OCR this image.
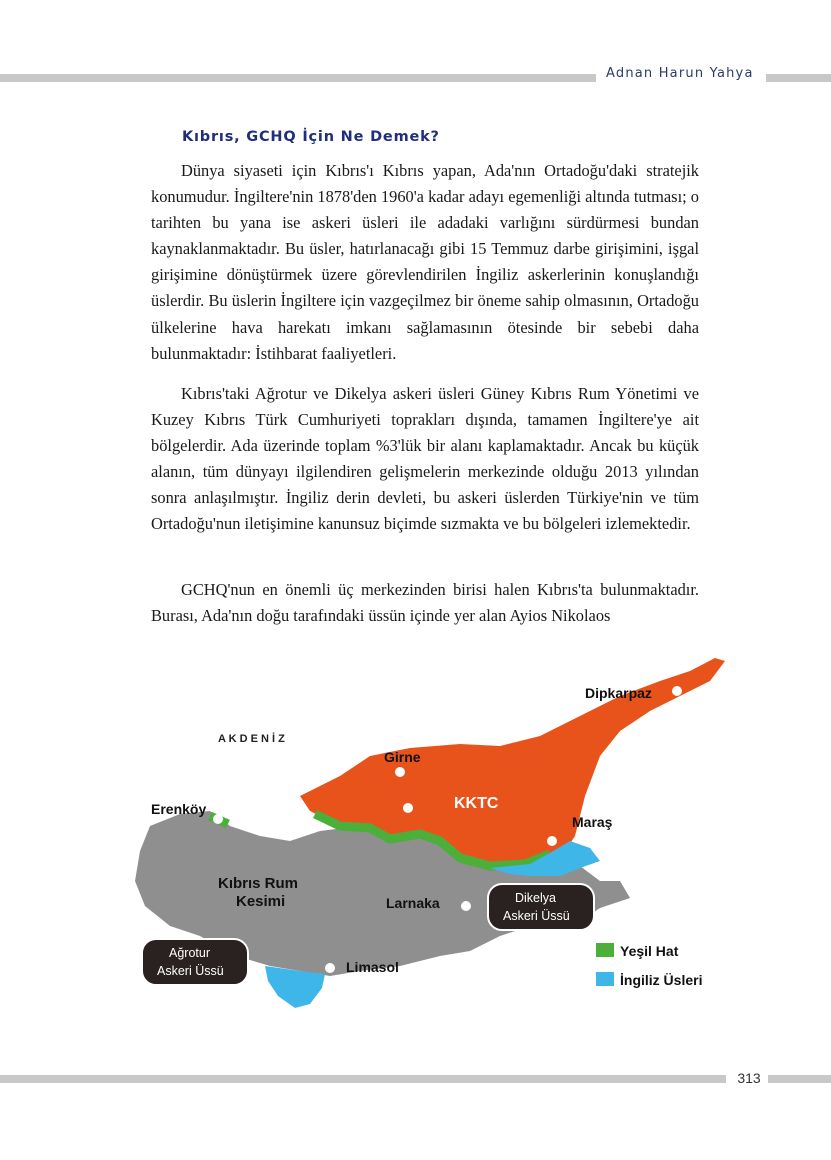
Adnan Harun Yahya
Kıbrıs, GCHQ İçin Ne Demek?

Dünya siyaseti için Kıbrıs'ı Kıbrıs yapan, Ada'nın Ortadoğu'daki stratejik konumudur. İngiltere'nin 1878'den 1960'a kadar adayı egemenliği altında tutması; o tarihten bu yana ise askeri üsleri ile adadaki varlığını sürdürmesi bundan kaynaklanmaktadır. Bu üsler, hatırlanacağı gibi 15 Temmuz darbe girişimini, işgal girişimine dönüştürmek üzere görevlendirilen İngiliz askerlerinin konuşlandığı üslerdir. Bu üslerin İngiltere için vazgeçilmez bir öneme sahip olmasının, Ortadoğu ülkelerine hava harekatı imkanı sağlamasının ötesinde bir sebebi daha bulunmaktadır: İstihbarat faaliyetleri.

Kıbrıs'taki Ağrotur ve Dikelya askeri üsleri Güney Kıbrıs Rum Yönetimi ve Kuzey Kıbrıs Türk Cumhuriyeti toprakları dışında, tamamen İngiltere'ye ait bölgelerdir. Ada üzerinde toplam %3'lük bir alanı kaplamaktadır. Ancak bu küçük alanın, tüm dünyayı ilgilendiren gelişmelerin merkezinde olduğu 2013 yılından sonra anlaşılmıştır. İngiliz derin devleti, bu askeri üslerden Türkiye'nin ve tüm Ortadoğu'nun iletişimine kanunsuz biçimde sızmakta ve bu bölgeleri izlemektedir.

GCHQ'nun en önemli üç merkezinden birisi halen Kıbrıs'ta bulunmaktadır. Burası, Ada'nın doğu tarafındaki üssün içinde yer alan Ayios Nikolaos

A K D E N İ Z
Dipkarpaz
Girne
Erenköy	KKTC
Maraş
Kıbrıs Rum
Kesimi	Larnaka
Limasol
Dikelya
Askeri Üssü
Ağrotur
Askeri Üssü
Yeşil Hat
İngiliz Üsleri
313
※
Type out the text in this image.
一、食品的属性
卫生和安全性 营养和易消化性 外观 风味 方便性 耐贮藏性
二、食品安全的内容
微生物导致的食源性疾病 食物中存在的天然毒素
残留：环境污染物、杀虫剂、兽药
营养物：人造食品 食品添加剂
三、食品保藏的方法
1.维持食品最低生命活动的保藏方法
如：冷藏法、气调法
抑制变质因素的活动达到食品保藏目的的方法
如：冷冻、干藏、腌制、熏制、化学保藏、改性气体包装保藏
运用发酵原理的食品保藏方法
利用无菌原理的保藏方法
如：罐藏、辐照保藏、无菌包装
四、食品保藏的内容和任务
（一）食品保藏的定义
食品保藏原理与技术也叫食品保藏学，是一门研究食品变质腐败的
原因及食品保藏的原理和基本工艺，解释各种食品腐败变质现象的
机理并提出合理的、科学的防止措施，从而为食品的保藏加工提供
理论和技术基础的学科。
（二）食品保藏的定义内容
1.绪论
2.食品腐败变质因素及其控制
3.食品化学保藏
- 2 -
※
Copy each line above where the string "İngiliz" occurs.

* _THE RESULT_
Dünya siyaseti için Kıbrıs'ı Kıbrıs yapan, Ada'nın Ortadoğu'daki stratejik konumudur. İngiltere'nin 1878'den 1960'a kadar adayı egemenliği altında tutması; o tarihten bu yana ise askeri üsleri ile adadaki varlığını sürdürmesi bundan kaynaklanmaktadır. Bu üsler, hatırlanacağı gibi 15 Temmuz darbe girişimini, işgal girişimine dönüştürmek üzere görevlendirilen İngiliz askerlerinin konuşlandığı üslerdir. Bu üslerin İngiltere için vazgeçilmez bir öneme sahip olmasının, Ortadoğu ülkelerine hava harekatı imkanı sağlamasının ötesinde bir sebebi daha bulunmaktadır: İstihbarat faaliyetleri.
Kıbrıs'taki Ağrotur ve Dikelya askeri üsleri Güney Kıbrıs Rum Yönetimi ve Kuzey Kıbrıs Türk Cumhuriyeti toprakları dışında, tamamen İngiltere'ye ait bölgelerdir. Ada üzerinde toplam %3'lük bir alanı kaplamaktadır. Ancak bu küçük alanın, tüm dünyayı ilgilendiren gelişmelerin merkezinde olduğu 2013 yılından sonra anlaşılmıştır. İngiliz derin devleti, bu askeri üslerden Türkiye'nin ve tüm Ortadoğu'nun iletişimine kanunsuz biçimde sızmakta ve bu bölgeleri izlemektedir.
İngiliz Üsleri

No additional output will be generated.